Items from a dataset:
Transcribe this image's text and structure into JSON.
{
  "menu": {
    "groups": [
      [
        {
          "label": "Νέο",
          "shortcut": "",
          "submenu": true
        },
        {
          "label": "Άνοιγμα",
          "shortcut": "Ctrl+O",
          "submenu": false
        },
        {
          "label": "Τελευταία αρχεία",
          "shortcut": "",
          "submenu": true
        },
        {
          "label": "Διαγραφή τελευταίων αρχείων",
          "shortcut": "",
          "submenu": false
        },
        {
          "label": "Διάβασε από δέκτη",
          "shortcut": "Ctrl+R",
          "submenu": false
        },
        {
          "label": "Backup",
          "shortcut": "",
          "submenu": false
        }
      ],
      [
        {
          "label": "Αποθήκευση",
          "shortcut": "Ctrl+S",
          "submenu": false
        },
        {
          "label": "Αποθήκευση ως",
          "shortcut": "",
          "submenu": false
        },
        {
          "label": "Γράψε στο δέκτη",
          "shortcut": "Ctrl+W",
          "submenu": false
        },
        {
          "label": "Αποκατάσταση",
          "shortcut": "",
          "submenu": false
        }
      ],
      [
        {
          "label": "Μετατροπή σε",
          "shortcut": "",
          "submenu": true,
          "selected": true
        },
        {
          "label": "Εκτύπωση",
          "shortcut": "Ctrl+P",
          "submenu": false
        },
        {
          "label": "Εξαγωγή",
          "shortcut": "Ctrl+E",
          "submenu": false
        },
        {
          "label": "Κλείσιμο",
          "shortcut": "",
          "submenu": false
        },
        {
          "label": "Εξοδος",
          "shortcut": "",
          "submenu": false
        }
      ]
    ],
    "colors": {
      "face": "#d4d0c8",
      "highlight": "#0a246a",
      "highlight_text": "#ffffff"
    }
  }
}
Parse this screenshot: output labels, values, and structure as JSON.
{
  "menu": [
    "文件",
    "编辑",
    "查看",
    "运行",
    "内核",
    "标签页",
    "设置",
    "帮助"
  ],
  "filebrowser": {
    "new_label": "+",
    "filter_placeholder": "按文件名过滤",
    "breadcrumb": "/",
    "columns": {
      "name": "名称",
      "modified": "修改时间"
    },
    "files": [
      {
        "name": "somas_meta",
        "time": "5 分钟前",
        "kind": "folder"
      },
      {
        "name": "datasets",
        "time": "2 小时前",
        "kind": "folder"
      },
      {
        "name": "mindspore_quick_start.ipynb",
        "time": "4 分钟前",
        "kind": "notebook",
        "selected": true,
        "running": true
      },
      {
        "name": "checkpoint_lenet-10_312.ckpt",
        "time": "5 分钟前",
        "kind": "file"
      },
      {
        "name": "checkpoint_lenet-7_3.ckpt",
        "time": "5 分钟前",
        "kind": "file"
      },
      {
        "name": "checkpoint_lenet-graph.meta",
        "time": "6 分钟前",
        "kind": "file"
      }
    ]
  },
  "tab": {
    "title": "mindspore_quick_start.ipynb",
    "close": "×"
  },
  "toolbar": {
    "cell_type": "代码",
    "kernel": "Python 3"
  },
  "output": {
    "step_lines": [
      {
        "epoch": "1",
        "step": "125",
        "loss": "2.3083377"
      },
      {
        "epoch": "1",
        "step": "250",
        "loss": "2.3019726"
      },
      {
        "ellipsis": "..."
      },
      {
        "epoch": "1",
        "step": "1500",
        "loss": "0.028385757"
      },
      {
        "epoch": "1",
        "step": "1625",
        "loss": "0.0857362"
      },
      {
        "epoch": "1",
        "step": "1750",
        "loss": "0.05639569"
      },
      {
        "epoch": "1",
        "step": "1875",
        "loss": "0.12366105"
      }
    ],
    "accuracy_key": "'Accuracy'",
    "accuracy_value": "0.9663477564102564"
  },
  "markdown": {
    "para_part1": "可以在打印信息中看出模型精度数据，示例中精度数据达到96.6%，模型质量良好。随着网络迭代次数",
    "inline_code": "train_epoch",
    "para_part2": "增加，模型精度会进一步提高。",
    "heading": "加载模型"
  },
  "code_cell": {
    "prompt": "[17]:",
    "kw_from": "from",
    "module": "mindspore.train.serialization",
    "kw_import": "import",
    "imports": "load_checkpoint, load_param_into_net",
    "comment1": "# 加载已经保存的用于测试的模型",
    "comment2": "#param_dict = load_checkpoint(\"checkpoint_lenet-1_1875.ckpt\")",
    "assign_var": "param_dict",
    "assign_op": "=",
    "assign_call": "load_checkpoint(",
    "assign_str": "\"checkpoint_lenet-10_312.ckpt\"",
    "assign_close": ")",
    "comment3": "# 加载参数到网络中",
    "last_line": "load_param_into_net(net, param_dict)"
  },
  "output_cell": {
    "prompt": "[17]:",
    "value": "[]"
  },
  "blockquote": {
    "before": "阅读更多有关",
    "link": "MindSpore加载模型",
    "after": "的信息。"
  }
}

#### STATED GOAL:
Return all of the data word for word.

#### WORKED SOLUTION:
Transcribe this image's text and structure into JSON.
{
  "menu": {
    "groups": [
      [
        {
          "label": "Νέο",
          "shortcut": "",
          "submenu": true
        },
        {
          "label": "Άνοιγμα",
          "shortcut": "Ctrl+O",
          "submenu": false
        },
        {
          "label": "Τελευταία αρχεία",
          "shortcut": "",
          "submenu": true
        },
        {
          "label": "Διαγραφή τελευταίων αρχείων",
          "shortcut": "",
          "submenu": false
        },
        {
          "label": "Διάβασε από δέκτη",
          "shortcut": "Ctrl+R",
          "submenu": false
        },
        {
          "label": "Backup",
          "shortcut": "",
          "submenu": false
        }
      ],
      [
        {
          "label": "Αποθήκευση",
          "shortcut": "Ctrl+S",
          "submenu": false
        },
        {
          "label": "Αποθήκευση ως",
          "shortcut": "",
          "submenu": false
        },
        {
          "label": "Γράψε στο δέκτη",
          "shortcut": "Ctrl+W",
          "submenu": false
        },
        {
          "label": "Αποκατάσταση",
          "shortcut": "",
          "submenu": false
        }
      ],
      [
        {
          "label": "Μετατροπή σε",
          "shortcut": "",
          "submenu": true,
          "selected": true
        },
        {
          "label": "Εκτύπωση",
          "shortcut": "Ctrl+P",
          "submenu": false
        },
        {
          "label": "Εξαγωγή",
          "shortcut": "Ctrl+E",
          "submenu": false
        },
        {
          "label": "Κλείσιμο",
          "shortcut": "",
          "submenu": false
        },
        {
          "label": "Εξοδος",
          "shortcut": "",
          "submenu": false
        }
      ]
    ],
    "colors": {
      "face": "#d4d0c8",
      "highlight": "#0a246a",
      "highlight_text": "#ffffff"
    }
  }
}
Parse this screenshot: output labels, values, and structure as JSON.
{
  "menu": [
    "文件",
    "编辑",
    "查看",
    "运行",
    "内核",
    "标签页",
    "设置",
    "帮助"
  ],
  "filebrowser": {
    "new_label": "+",
    "filter_placeholder": "按文件名过滤",
    "breadcrumb": "/",
    "columns": {
      "name": "名称",
      "modified": "修改时间"
    },
    "files": [
      {
        "name": "somas_meta",
        "time": "5 分钟前",
        "kind": "folder"
      },
      {
        "name": "datasets",
        "time": "2 小时前",
        "kind": "folder"
      },
      {
        "name": "mindspore_quick_start.ipynb",
        "time": "4 分钟前",
        "kind": "notebook",
        "selected": true,
        "running": true
      },
      {
        "name": "checkpoint_lenet-10_312.ckpt",
        "time": "5 分钟前",
        "kind": "file"
      },
      {
        "name": "checkpoint_lenet-7_3.ckpt",
        "time": "5 分钟前",
        "kind": "file"
      },
      {
        "name": "checkpoint_lenet-graph.meta",
        "time": "6 分钟前",
        "kind": "file"
      }
    ]
  },
  "tab": {
    "title": "mindspore_quick_start.ipynb",
    "close": "×"
  },
  "toolbar": {
    "cell_type": "代码",
    "kernel": "Python 3"
  },
  "output": {
    "step_lines": [
      {
        "epoch": "1",
        "step": "125",
        "loss": "2.3083377"
      },
      {
        "epoch": "1",
        "step": "250",
        "loss": "2.3019726"
      },
      {
        "ellipsis": "..."
      },
      {
        "epoch": "1",
        "step": "1500",
        "loss": "0.028385757"
      },
      {
        "epoch": "1",
        "step": "1625",
        "loss": "0.0857362"
      },
      {
        "epoch": "1",
        "step": "1750",
        "loss": "0.05639569"
      },
      {
        "epoch": "1",
        "step": "1875",
        "loss": "0.12366105"
      }
    ],
    "accuracy_key": "'Accuracy'",
    "accuracy_value": "0.9663477564102564"
  },
  "markdown": {
    "para_part1": "可以在打印信息中看出模型精度数据，示例中精度数据达到96.6%，模型质量良好。随着网络迭代次数",
    "inline_code": "train_epoch",
    "para_part2": "增加，模型精度会进一步提高。",
    "heading": "加载模型"
  },
  "code_cell": {
    "prompt": "[17]:",
    "kw_from": "from",
    "module": "mindspore.train.serialization",
    "kw_import": "import",
    "imports": "load_checkpoint, load_param_into_net",
    "comment1": "# 加载已经保存的用于测试的模型",
    "comment2": "#param_dict = load_checkpoint(\"checkpoint_lenet-1_1875.ckpt\")",
    "assign_var": "param_dict",
    "assign_op": "=",
    "assign_call": "load_checkpoint(",
    "assign_str": "\"checkpoint_lenet-10_312.ckpt\"",
    "assign_close": ")",
    "comment3": "# 加载参数到网络中",
    "last_line": "load_param_into_net(net, param_dict)"
  },
  "output_cell": {
    "prompt": "[17]:",
    "value": "[]"
  },
  "blockquote": {
    "before": "阅读更多有关",
    "link": "MindSpore加载模型",
    "after": "的信息。"
  }
}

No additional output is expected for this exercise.